WHAT IS ASKED:
From the listing below, count the lines where the string "Threats" occurs. Give the number, with no other words.

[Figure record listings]
☆ ☆ ☆

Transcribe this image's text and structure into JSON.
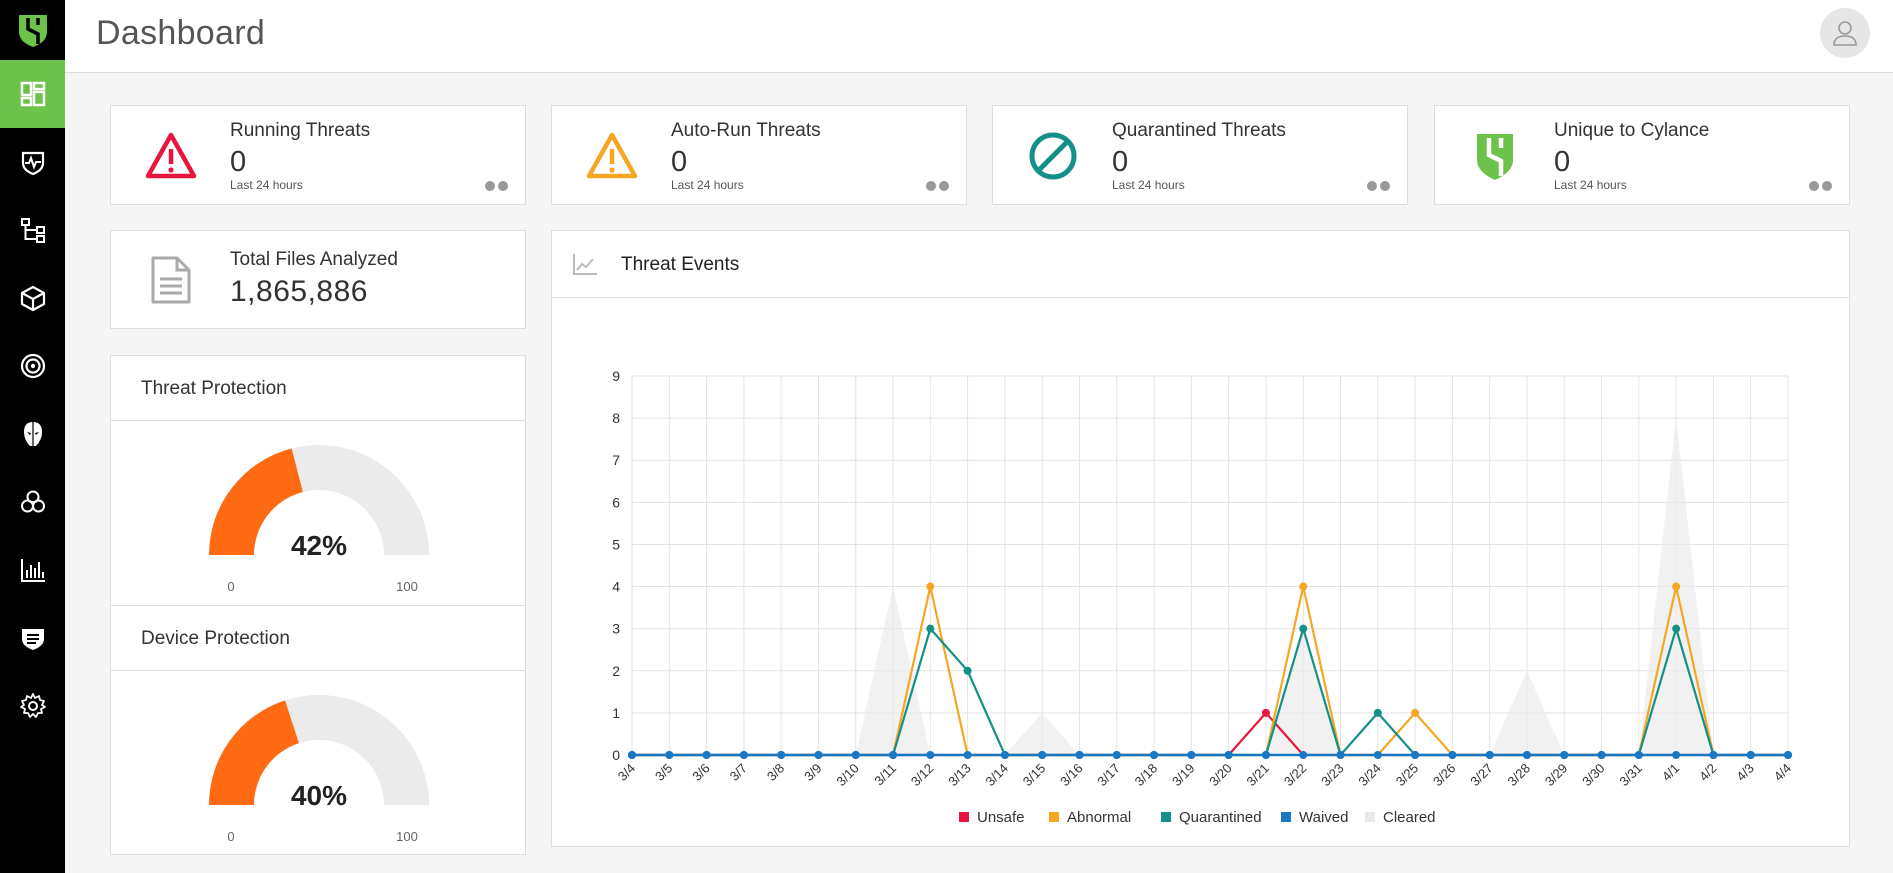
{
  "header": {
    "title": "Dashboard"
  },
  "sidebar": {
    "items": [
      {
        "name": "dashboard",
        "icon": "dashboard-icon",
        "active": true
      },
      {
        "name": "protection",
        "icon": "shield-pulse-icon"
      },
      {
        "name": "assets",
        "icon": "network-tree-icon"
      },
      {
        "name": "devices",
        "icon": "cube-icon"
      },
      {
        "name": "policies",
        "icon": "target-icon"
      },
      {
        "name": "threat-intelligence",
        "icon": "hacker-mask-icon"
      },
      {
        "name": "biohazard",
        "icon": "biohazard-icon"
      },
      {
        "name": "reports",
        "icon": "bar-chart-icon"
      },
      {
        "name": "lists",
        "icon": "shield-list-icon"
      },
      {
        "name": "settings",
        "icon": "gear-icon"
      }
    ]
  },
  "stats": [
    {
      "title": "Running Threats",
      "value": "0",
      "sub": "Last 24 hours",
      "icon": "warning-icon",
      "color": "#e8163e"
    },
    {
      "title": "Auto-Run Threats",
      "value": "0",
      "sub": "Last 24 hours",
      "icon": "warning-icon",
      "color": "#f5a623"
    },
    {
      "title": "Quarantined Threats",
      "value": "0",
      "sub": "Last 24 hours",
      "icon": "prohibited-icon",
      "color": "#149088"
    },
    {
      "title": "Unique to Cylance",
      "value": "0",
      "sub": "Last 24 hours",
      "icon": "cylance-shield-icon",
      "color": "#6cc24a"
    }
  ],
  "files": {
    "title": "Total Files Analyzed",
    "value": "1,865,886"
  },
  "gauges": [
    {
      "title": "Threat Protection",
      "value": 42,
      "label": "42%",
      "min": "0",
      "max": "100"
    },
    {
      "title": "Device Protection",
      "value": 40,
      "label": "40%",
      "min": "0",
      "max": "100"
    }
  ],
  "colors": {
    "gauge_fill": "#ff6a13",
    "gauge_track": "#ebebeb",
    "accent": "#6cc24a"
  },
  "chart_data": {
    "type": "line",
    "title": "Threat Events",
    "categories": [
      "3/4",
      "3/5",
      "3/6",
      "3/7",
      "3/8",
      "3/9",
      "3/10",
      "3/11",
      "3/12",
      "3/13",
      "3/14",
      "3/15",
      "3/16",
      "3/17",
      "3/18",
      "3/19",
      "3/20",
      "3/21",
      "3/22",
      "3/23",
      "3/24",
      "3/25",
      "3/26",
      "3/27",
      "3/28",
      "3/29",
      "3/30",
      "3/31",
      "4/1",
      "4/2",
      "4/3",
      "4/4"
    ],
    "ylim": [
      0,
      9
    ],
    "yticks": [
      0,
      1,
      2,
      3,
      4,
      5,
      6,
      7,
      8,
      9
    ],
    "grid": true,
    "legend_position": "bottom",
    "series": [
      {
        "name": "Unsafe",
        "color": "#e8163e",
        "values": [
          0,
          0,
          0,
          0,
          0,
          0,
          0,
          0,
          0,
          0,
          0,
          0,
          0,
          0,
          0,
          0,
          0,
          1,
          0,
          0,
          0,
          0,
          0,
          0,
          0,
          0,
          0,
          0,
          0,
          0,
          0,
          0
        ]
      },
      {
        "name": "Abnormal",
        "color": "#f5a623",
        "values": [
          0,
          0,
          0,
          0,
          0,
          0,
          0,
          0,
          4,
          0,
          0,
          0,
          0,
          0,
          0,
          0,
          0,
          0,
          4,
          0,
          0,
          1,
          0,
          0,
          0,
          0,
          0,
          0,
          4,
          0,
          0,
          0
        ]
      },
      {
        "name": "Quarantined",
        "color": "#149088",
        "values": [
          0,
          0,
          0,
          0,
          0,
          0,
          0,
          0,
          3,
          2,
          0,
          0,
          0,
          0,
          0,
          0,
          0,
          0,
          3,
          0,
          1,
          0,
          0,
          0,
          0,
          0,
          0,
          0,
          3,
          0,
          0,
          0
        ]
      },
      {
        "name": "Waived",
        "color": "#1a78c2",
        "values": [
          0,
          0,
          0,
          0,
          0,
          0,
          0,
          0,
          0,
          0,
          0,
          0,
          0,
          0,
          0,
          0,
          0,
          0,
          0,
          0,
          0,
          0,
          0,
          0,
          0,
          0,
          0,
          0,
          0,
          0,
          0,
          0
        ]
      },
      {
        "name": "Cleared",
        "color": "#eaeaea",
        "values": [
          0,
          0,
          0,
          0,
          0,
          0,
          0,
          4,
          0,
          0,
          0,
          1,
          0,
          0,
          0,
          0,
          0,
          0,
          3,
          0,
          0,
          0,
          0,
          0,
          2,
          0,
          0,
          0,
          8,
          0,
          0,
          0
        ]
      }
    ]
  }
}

☆ ☆ ☆

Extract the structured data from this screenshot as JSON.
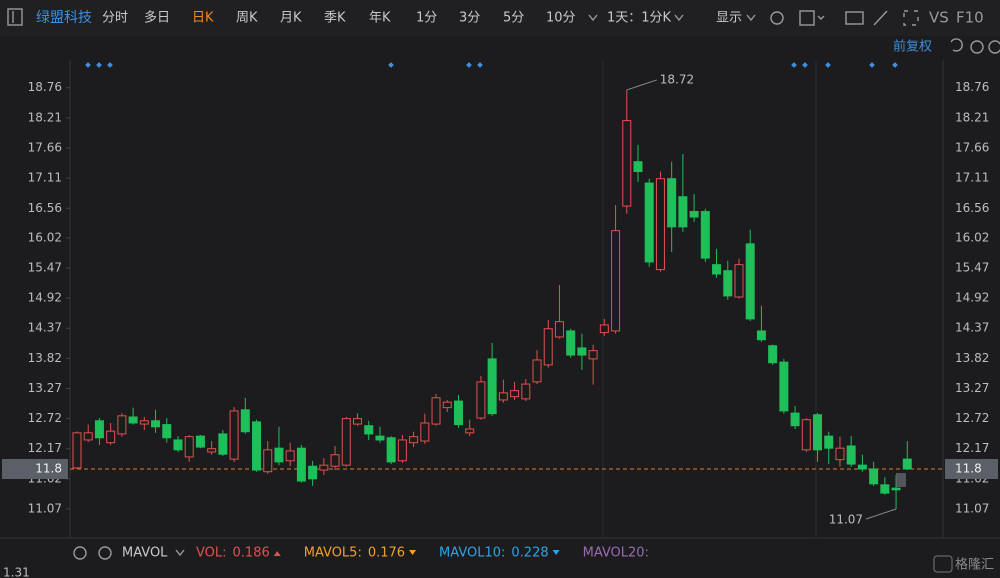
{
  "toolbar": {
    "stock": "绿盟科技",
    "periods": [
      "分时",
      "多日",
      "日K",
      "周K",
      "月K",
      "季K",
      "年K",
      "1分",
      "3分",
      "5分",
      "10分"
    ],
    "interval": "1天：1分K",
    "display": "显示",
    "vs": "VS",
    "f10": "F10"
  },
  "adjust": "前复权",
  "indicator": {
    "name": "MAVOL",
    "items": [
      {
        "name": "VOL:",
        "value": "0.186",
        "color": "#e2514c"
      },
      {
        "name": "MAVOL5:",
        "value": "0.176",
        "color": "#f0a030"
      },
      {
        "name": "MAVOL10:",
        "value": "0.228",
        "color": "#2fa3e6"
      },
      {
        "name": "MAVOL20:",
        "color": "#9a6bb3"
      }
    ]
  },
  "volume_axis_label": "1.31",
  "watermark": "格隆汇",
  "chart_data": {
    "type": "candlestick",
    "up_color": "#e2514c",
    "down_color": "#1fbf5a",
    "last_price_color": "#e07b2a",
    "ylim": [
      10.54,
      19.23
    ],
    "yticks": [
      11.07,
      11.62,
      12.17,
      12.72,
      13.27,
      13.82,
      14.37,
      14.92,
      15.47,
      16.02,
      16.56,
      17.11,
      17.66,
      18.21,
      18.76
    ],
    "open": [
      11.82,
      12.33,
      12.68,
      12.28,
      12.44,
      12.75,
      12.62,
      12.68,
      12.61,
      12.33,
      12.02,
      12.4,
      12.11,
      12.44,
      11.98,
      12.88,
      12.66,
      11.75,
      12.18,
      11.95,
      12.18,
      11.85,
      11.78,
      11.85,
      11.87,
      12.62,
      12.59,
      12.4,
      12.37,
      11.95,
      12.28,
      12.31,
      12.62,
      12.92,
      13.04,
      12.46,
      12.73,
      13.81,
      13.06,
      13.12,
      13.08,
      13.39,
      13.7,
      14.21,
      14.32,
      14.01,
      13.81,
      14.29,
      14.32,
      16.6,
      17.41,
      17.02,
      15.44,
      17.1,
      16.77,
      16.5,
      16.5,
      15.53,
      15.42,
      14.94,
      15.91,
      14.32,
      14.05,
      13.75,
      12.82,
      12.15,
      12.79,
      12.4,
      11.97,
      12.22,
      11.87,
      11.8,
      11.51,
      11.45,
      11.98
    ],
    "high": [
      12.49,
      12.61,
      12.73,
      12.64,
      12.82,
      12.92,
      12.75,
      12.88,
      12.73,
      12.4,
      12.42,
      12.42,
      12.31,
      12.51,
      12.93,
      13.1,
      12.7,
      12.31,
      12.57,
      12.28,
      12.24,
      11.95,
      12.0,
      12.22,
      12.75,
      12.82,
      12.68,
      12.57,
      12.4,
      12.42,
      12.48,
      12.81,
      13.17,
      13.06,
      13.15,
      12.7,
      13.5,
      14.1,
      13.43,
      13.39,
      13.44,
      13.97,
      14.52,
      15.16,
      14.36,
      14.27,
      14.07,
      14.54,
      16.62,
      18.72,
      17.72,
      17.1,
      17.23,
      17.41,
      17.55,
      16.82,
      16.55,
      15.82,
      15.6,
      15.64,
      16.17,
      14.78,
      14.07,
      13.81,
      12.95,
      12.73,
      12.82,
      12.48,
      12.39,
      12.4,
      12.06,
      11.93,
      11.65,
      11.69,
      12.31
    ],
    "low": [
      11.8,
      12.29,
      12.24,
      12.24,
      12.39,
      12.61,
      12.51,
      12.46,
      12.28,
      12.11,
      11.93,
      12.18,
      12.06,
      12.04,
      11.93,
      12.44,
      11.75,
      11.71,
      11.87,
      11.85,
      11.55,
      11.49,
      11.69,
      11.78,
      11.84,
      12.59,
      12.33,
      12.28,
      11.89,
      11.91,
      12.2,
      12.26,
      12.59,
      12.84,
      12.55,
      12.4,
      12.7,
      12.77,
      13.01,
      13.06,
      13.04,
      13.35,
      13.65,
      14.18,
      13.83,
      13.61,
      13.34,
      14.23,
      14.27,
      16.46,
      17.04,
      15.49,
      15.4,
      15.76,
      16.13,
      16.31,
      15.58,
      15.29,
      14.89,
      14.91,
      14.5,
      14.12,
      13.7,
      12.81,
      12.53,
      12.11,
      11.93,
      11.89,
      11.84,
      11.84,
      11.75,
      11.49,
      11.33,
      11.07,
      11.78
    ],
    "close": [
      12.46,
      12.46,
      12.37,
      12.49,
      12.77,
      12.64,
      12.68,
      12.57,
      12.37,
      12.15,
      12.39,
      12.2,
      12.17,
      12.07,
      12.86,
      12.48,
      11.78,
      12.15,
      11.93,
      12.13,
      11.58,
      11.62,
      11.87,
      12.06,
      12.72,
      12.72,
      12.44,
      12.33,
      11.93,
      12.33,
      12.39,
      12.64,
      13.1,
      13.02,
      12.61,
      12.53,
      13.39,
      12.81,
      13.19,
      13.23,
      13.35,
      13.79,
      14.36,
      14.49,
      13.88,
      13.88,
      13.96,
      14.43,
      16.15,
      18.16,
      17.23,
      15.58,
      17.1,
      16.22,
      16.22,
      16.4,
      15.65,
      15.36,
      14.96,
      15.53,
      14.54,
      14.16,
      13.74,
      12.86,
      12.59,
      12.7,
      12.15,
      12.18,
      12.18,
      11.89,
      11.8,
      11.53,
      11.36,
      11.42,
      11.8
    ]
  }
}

☆ ☆ ☆

RESPONSE:
3